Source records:
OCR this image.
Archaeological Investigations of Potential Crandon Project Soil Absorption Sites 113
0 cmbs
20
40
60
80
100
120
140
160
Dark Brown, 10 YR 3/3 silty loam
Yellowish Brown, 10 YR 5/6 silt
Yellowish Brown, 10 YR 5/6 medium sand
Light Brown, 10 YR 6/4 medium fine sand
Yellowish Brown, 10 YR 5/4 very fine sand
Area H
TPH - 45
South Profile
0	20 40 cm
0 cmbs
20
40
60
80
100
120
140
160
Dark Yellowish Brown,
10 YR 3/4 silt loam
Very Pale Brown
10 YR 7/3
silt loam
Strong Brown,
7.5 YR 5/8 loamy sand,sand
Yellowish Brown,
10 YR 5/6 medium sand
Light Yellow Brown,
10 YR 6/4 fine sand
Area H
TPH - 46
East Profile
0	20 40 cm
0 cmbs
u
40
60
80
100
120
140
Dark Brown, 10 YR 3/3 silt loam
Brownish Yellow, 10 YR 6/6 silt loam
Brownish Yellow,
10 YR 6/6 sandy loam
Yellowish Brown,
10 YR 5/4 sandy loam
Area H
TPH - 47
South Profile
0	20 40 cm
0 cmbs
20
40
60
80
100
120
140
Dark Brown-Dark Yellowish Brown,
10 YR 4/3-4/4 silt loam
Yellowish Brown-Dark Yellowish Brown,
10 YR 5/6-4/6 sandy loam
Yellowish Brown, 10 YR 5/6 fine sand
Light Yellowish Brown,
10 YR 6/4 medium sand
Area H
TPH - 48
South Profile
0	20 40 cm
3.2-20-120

AIM OF THE TASK: Repeat the records above exactly, from the first line to the last.

RESULT:
OCR this image.
Archaeological Investigations of Potential Crandon Project Soil Absorption Sites 113
0 cmbs
20
40
60
80
100
120
140
160
Dark Brown, 10 YR 3/3 silty loam
Yellowish Brown, 10 YR 5/6 silt
Yellowish Brown, 10 YR 5/6 medium sand
Light Brown, 10 YR 6/4 medium fine sand
Yellowish Brown, 10 YR 5/4 very fine sand
Area H
TPH - 45
South Profile
0	20 40 cm
0 cmbs
20
40
60
80
100
120
140
160
Dark Yellowish Brown,
10 YR 3/4 silt loam
Very Pale Brown
10 YR 7/3
silt loam
Strong Brown,
7.5 YR 5/8 loamy sand,sand
Yellowish Brown,
10 YR 5/6 medium sand
Light Yellow Brown,
10 YR 6/4 fine sand
Area H
TPH - 46
East Profile
0	20 40 cm
0 cmbs
u
40
60
80
100
120
140
Dark Brown, 10 YR 3/3 silt loam
Brownish Yellow, 10 YR 6/6 silt loam
Brownish Yellow,
10 YR 6/6 sandy loam
Yellowish Brown,
10 YR 5/4 sandy loam
Area H
TPH - 47
South Profile
0	20 40 cm
0 cmbs
20
40
60
80
100
120
140
Dark Brown-Dark Yellowish Brown,
10 YR 4/3-4/4 silt loam
Yellowish Brown-Dark Yellowish Brown,
10 YR 5/6-4/6 sandy loam
Yellowish Brown, 10 YR 5/6 fine sand
Light Yellowish Brown,
10 YR 6/4 medium sand
Area H
TPH - 48
South Profile
0	20 40 cm
3.2-20-120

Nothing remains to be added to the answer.